**** Records for this exercise

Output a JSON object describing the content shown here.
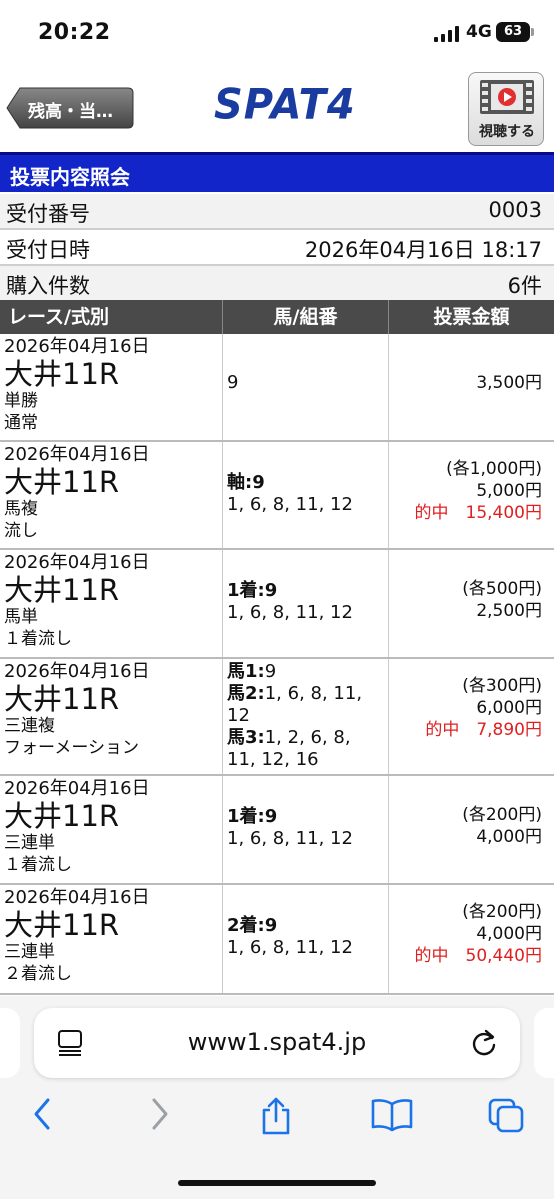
{
  "status": {
    "time": "20:22",
    "network": "4G",
    "battery": "63"
  },
  "header": {
    "back_label": "残高・当…",
    "logo": "SPAT4",
    "watch_label": "視聴する"
  },
  "page_title": "投票内容照会",
  "info": [
    {
      "label": "受付番号",
      "value": "0003"
    },
    {
      "label": "受付日時",
      "value": "2026年04月16日 18:17"
    },
    {
      "label": "購入件数",
      "value": "6件"
    }
  ],
  "table": {
    "headers": {
      "race": "レース/式別",
      "horse": "馬/組番",
      "amount": "投票金額"
    },
    "rows": [
      {
        "date": "2026年04月16日",
        "course": "大井11R",
        "type": "単勝",
        "method": "通常",
        "horse_lines": [
          {
            "label": "",
            "value": "9"
          }
        ],
        "amount_lines": [
          {
            "text": "3,500円",
            "hit": false
          }
        ]
      },
      {
        "date": "2026年04月16日",
        "course": "大井11R",
        "type": "馬複",
        "method": "流し",
        "horse_lines": [
          {
            "label": "軸:9",
            "value": ""
          },
          {
            "label": "",
            "value": "1, 6, 8, 11, 12"
          }
        ],
        "amount_lines": [
          {
            "text": "(各1,000円)",
            "hit": false
          },
          {
            "text": "5,000円",
            "hit": false
          },
          {
            "text": "的中　15,400円",
            "hit": true
          }
        ]
      },
      {
        "date": "2026年04月16日",
        "course": "大井11R",
        "type": "馬単",
        "method": "１着流し",
        "horse_lines": [
          {
            "label": "1着:9",
            "value": ""
          },
          {
            "label": "",
            "value": "1, 6, 8, 11, 12"
          }
        ],
        "amount_lines": [
          {
            "text": "(各500円)",
            "hit": false
          },
          {
            "text": "2,500円",
            "hit": false
          }
        ]
      },
      {
        "date": "2026年04月16日",
        "course": "大井11R",
        "type": "三連複",
        "method": "フォーメーション",
        "horse_lines": [
          {
            "label": "馬1:",
            "value": "9"
          },
          {
            "label": "馬2:",
            "value": "1, 6, 8, 11,"
          },
          {
            "label": "",
            "value": "12"
          },
          {
            "label": "馬3:",
            "value": "1, 2, 6, 8,"
          },
          {
            "label": "",
            "value": "11, 12, 16"
          }
        ],
        "amount_lines": [
          {
            "text": "(各300円)",
            "hit": false
          },
          {
            "text": "6,000円",
            "hit": false
          },
          {
            "text": "的中　7,890円",
            "hit": true
          }
        ]
      },
      {
        "date": "2026年04月16日",
        "course": "大井11R",
        "type": "三連単",
        "method": "１着流し",
        "horse_lines": [
          {
            "label": "1着:9",
            "value": ""
          },
          {
            "label": "",
            "value": "1, 6, 8, 11, 12"
          }
        ],
        "amount_lines": [
          {
            "text": "(各200円)",
            "hit": false
          },
          {
            "text": "4,000円",
            "hit": false
          }
        ]
      },
      {
        "date": "2026年04月16日",
        "course": "大井11R",
        "type": "三連単",
        "method": "２着流し",
        "horse_lines": [
          {
            "label": "2着:9",
            "value": ""
          },
          {
            "label": "",
            "value": "1, 6, 8, 11, 12"
          }
        ],
        "amount_lines": [
          {
            "text": "(各200円)",
            "hit": false
          },
          {
            "text": "4,000円",
            "hit": false
          },
          {
            "text": "的中　50,440円",
            "hit": true
          }
        ]
      }
    ]
  },
  "browser": {
    "url": "www1.spat4.jp"
  },
  "icons": {
    "reader": "reader-mode-icon",
    "reload": "reload-icon",
    "back": "back-arrow-icon",
    "forward": "forward-arrow-icon",
    "share": "share-icon",
    "bookmarks": "bookmarks-icon",
    "tabs": "tabs-icon"
  },
  "colors": {
    "accent": "#1225c8",
    "logo": "#1a3ca0",
    "hit": "#e02020",
    "table_header": "#4a4a4a",
    "ios_blue": "#1a73e8"
  }
}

********

## Exercise aim
Repeat every record precisely. Any picture among them stays out of the copy.

## Expected answer
Output a JSON object describing the content shown here.
{
  "status": {
    "time": "20:22",
    "network": "4G",
    "battery": "63"
  },
  "header": {
    "back_label": "残高・当…",
    "logo": "SPAT4",
    "watch_label": "視聴する"
  },
  "page_title": "投票内容照会",
  "info": [
    {
      "label": "受付番号",
      "value": "0003"
    },
    {
      "label": "受付日時",
      "value": "2026年04月16日 18:17"
    },
    {
      "label": "購入件数",
      "value": "6件"
    }
  ],
  "table": {
    "headers": {
      "race": "レース/式別",
      "horse": "馬/組番",
      "amount": "投票金額"
    },
    "rows": [
      {
        "date": "2026年04月16日",
        "course": "大井11R",
        "type": "単勝",
        "method": "通常",
        "horse_lines": [
          {
            "label": "",
            "value": "9"
          }
        ],
        "amount_lines": [
          {
            "text": "3,500円",
            "hit": false
          }
        ]
      },
      {
        "date": "2026年04月16日",
        "course": "大井11R",
        "type": "馬複",
        "method": "流し",
        "horse_lines": [
          {
            "label": "軸:9",
            "value": ""
          },
          {
            "label": "",
            "value": "1, 6, 8, 11, 12"
          }
        ],
        "amount_lines": [
          {
            "text": "(各1,000円)",
            "hit": false
          },
          {
            "text": "5,000円",
            "hit": false
          },
          {
            "text": "的中　15,400円",
            "hit": true
          }
        ]
      },
      {
        "date": "2026年04月16日",
        "course": "大井11R",
        "type": "馬単",
        "method": "１着流し",
        "horse_lines": [
          {
            "label": "1着:9",
            "value": ""
          },
          {
            "label": "",
            "value": "1, 6, 8, 11, 12"
          }
        ],
        "amount_lines": [
          {
            "text": "(各500円)",
            "hit": false
          },
          {
            "text": "2,500円",
            "hit": false
          }
        ]
      },
      {
        "date": "2026年04月16日",
        "course": "大井11R",
        "type": "三連複",
        "method": "フォーメーション",
        "horse_lines": [
          {
            "label": "馬1:",
            "value": "9"
          },
          {
            "label": "馬2:",
            "value": "1, 6, 8, 11,"
          },
          {
            "label": "",
            "value": "12"
          },
          {
            "label": "馬3:",
            "value": "1, 2, 6, 8,"
          },
          {
            "label": "",
            "value": "11, 12, 16"
          }
        ],
        "amount_lines": [
          {
            "text": "(各300円)",
            "hit": false
          },
          {
            "text": "6,000円",
            "hit": false
          },
          {
            "text": "的中　7,890円",
            "hit": true
          }
        ]
      },
      {
        "date": "2026年04月16日",
        "course": "大井11R",
        "type": "三連単",
        "method": "１着流し",
        "horse_lines": [
          {
            "label": "1着:9",
            "value": ""
          },
          {
            "label": "",
            "value": "1, 6, 8, 11, 12"
          }
        ],
        "amount_lines": [
          {
            "text": "(各200円)",
            "hit": false
          },
          {
            "text": "4,000円",
            "hit": false
          }
        ]
      },
      {
        "date": "2026年04月16日",
        "course": "大井11R",
        "type": "三連単",
        "method": "２着流し",
        "horse_lines": [
          {
            "label": "2着:9",
            "value": ""
          },
          {
            "label": "",
            "value": "1, 6, 8, 11, 12"
          }
        ],
        "amount_lines": [
          {
            "text": "(各200円)",
            "hit": false
          },
          {
            "text": "4,000円",
            "hit": false
          },
          {
            "text": "的中　50,440円",
            "hit": true
          }
        ]
      }
    ]
  },
  "browser": {
    "url": "www1.spat4.jp"
  },
  "icons": {
    "reader": "reader-mode-icon",
    "reload": "reload-icon",
    "back": "back-arrow-icon",
    "forward": "forward-arrow-icon",
    "share": "share-icon",
    "bookmarks": "bookmarks-icon",
    "tabs": "tabs-icon"
  },
  "colors": {
    "accent": "#1225c8",
    "logo": "#1a3ca0",
    "hit": "#e02020",
    "table_header": "#4a4a4a",
    "ios_blue": "#1a73e8"
  }
}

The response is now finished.